_What you have to do_
Reproduce each line exactly. Skip none.
======== Data in this exercise ========
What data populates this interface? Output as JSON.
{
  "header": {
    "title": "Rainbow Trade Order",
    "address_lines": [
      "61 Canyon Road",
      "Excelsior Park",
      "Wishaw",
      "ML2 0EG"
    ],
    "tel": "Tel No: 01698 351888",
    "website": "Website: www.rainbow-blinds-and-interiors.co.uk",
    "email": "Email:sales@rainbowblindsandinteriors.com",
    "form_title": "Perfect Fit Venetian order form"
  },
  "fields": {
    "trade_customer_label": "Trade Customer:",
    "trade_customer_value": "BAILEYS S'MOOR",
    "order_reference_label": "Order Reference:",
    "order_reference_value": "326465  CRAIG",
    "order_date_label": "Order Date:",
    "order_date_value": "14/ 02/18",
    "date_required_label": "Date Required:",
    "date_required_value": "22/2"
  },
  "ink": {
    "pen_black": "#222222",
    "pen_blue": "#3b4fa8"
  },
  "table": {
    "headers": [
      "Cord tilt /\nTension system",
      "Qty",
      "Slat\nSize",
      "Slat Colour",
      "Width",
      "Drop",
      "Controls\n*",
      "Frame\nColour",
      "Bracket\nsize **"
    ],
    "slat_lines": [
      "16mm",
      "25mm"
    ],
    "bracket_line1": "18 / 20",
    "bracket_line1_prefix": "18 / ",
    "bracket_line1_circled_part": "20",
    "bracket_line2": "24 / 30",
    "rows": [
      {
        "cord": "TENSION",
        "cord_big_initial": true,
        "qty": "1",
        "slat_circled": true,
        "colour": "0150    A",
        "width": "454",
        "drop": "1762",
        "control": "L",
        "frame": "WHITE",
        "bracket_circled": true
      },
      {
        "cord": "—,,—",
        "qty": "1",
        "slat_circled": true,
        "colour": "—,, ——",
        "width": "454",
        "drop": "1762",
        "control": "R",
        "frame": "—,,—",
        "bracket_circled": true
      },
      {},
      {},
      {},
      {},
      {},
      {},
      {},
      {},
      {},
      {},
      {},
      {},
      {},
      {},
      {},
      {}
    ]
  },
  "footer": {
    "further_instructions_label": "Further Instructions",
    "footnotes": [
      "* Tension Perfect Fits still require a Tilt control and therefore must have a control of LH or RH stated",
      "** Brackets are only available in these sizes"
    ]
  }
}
========
_Response_
What data populates this interface? Output as JSON.
{
  "header": {
    "title": "Rainbow Trade Order",
    "address_lines": [
      "61 Canyon Road",
      "Excelsior Park",
      "Wishaw",
      "ML2 0EG"
    ],
    "tel": "Tel No: 01698 351888",
    "website": "Website: www.rainbow-blinds-and-interiors.co.uk",
    "email": "Email:sales@rainbowblindsandinteriors.com",
    "form_title": "Perfect Fit Venetian order form"
  },
  "fields": {
    "trade_customer_label": "Trade Customer:",
    "trade_customer_value": "BAILEYS S'MOOR",
    "order_reference_label": "Order Reference:",
    "order_reference_value": "326465  CRAIG",
    "order_date_label": "Order Date:",
    "order_date_value": "14/ 02/18",
    "date_required_label": "Date Required:",
    "date_required_value": "22/2"
  },
  "ink": {
    "pen_black": "#222222",
    "pen_blue": "#3b4fa8"
  },
  "table": {
    "headers": [
      "Cord tilt /\nTension system",
      "Qty",
      "Slat\nSize",
      "Slat Colour",
      "Width",
      "Drop",
      "Controls\n*",
      "Frame\nColour",
      "Bracket\nsize **"
    ],
    "slat_lines": [
      "16mm",
      "25mm"
    ],
    "bracket_line1": "18 / 20",
    "bracket_line1_prefix": "18 / ",
    "bracket_line1_circled_part": "20",
    "bracket_line2": "24 / 30",
    "rows": [
      {
        "cord": "TENSION",
        "cord_big_initial": true,
        "qty": "1",
        "slat_circled": true,
        "colour": "0150    A",
        "width": "454",
        "drop": "1762",
        "control": "L",
        "frame": "WHITE",
        "bracket_circled": true
      },
      {
        "cord": "—,,—",
        "qty": "1",
        "slat_circled": true,
        "colour": "—,, ——",
        "width": "454",
        "drop": "1762",
        "control": "R",
        "frame": "—,,—",
        "bracket_circled": true
      },
      {},
      {},
      {},
      {},
      {},
      {},
      {},
      {},
      {},
      {},
      {},
      {},
      {},
      {},
      {},
      {}
    ]
  },
  "footer": {
    "further_instructions_label": "Further Instructions",
    "footnotes": [
      "* Tension Perfect Fits still require a Tilt control and therefore must have a control of LH or RH stated",
      "** Brackets are only available in these sizes"
    ]
  }
}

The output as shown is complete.